### [Problem to work on]
Only the pictures are to be left out; set down the rest of the records exactly.

* * *

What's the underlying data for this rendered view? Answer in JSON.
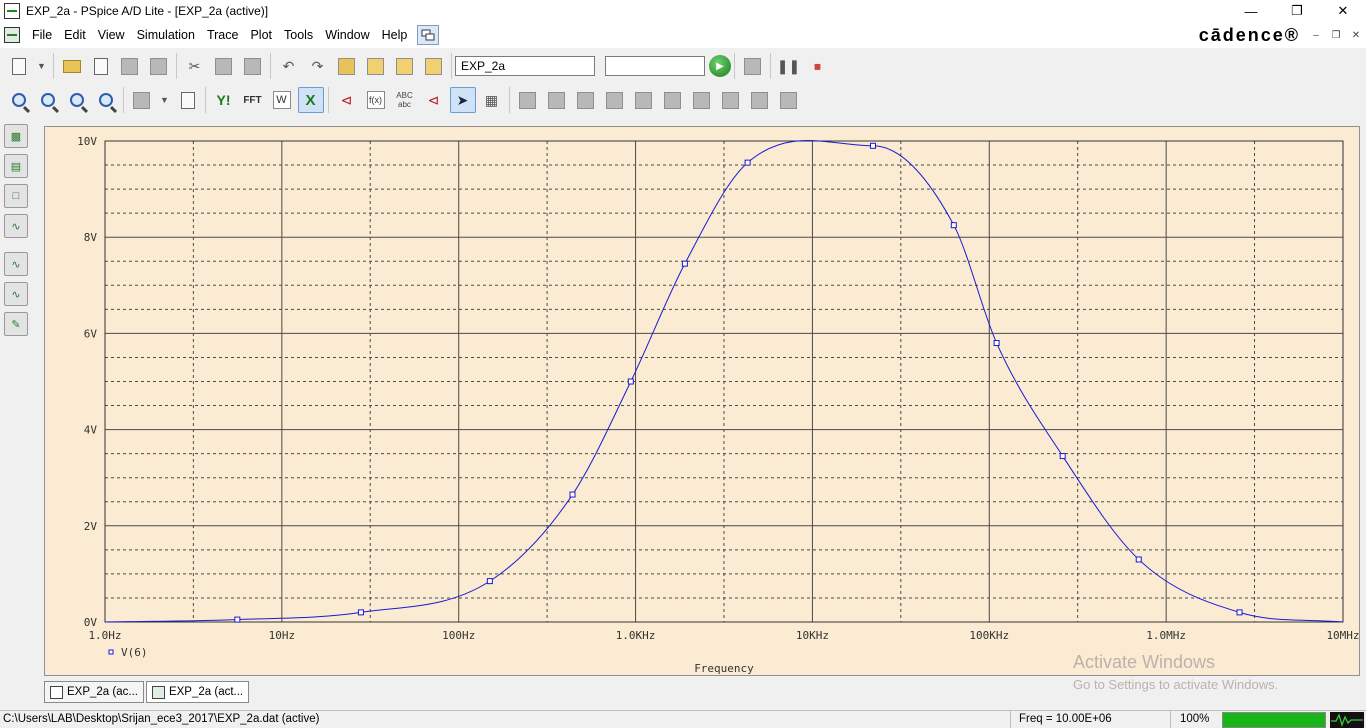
{
  "window": {
    "title": "EXP_2a - PSpice A/D Lite - [EXP_2a (active)]",
    "minimize": "—",
    "restore": "❐",
    "close": "✕"
  },
  "menu": {
    "items": [
      "File",
      "Edit",
      "View",
      "Simulation",
      "Trace",
      "Plot",
      "Tools",
      "Window",
      "Help"
    ],
    "brand": "cādence®",
    "mdi_minimize": "–",
    "mdi_restore": "❐",
    "mdi_close": "✕"
  },
  "toolbar": {
    "profile_value": "EXP_2a",
    "section_value": "",
    "run_icon": "play-icon"
  },
  "chart_data": {
    "type": "line",
    "title": "",
    "xlabel": "Frequency",
    "ylabel": "",
    "x_scale": "log",
    "xlim": [
      1,
      10000000
    ],
    "ylim": [
      0,
      10
    ],
    "x_ticks": [
      1,
      10,
      100,
      1000,
      10000,
      100000,
      1000000,
      10000000
    ],
    "x_tick_labels": [
      "1.0Hz",
      "10Hz",
      "100Hz",
      "1.0KHz",
      "10KHz",
      "100KHz",
      "1.0MHz",
      "10MHz"
    ],
    "y_ticks": [
      0,
      2,
      4,
      6,
      8,
      10
    ],
    "y_tick_labels": [
      "0V",
      "2V",
      "4V",
      "6V",
      "8V",
      "10V"
    ],
    "grid": true,
    "legend": "bottom-left",
    "series": [
      {
        "name": "V(6)",
        "color": "#1a1ad4",
        "marker": "square",
        "x": [
          1,
          5.6,
          28,
          150,
          440,
          940,
          1900,
          4300,
          22000,
          63000,
          110000,
          260000,
          700000,
          2600000,
          10000000
        ],
        "y": [
          0.0,
          0.05,
          0.2,
          0.85,
          2.65,
          5.0,
          7.45,
          9.55,
          9.9,
          8.25,
          5.8,
          3.45,
          1.3,
          0.2,
          0.0
        ]
      }
    ]
  },
  "tabs": [
    {
      "label": "EXP_2a (ac..."
    },
    {
      "label": "EXP_2a (act..."
    }
  ],
  "status": {
    "path": "C:\\Users\\LAB\\Desktop\\Srijan_ece3_2017\\EXP_2a.dat (active)",
    "freq": "Freq = 10.00E+06",
    "zoom": "100%",
    "progress": 1.0
  },
  "watermark": {
    "line1": "Activate Windows",
    "line2": "Go to Settings to activate Windows."
  }
}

* * *

### [Output below]
What's the underlying data for this rendered view? Answer in JSON.
{
  "window": {
    "title": "EXP_2a - PSpice A/D Lite - [EXP_2a (active)]",
    "minimize": "—",
    "restore": "❐",
    "close": "✕"
  },
  "menu": {
    "items": [
      "File",
      "Edit",
      "View",
      "Simulation",
      "Trace",
      "Plot",
      "Tools",
      "Window",
      "Help"
    ],
    "brand": "cādence®",
    "mdi_minimize": "–",
    "mdi_restore": "❐",
    "mdi_close": "✕"
  },
  "toolbar": {
    "profile_value": "EXP_2a",
    "section_value": "",
    "run_icon": "play-icon"
  },
  "chart_data": {
    "type": "line",
    "title": "",
    "xlabel": "Frequency",
    "ylabel": "",
    "x_scale": "log",
    "xlim": [
      1,
      10000000
    ],
    "ylim": [
      0,
      10
    ],
    "x_ticks": [
      1,
      10,
      100,
      1000,
      10000,
      100000,
      1000000,
      10000000
    ],
    "x_tick_labels": [
      "1.0Hz",
      "10Hz",
      "100Hz",
      "1.0KHz",
      "10KHz",
      "100KHz",
      "1.0MHz",
      "10MHz"
    ],
    "y_ticks": [
      0,
      2,
      4,
      6,
      8,
      10
    ],
    "y_tick_labels": [
      "0V",
      "2V",
      "4V",
      "6V",
      "8V",
      "10V"
    ],
    "grid": true,
    "legend": "bottom-left",
    "series": [
      {
        "name": "V(6)",
        "color": "#1a1ad4",
        "marker": "square",
        "x": [
          1,
          5.6,
          28,
          150,
          440,
          940,
          1900,
          4300,
          22000,
          63000,
          110000,
          260000,
          700000,
          2600000,
          10000000
        ],
        "y": [
          0.0,
          0.05,
          0.2,
          0.85,
          2.65,
          5.0,
          7.45,
          9.55,
          9.9,
          8.25,
          5.8,
          3.45,
          1.3,
          0.2,
          0.0
        ]
      }
    ]
  },
  "tabs": [
    {
      "label": "EXP_2a (ac..."
    },
    {
      "label": "EXP_2a (act..."
    }
  ],
  "status": {
    "path": "C:\\Users\\LAB\\Desktop\\Srijan_ece3_2017\\EXP_2a.dat (active)",
    "freq": "Freq = 10.00E+06",
    "zoom": "100%",
    "progress": 1.0
  },
  "watermark": {
    "line1": "Activate Windows",
    "line2": "Go to Settings to activate Windows."
  }
}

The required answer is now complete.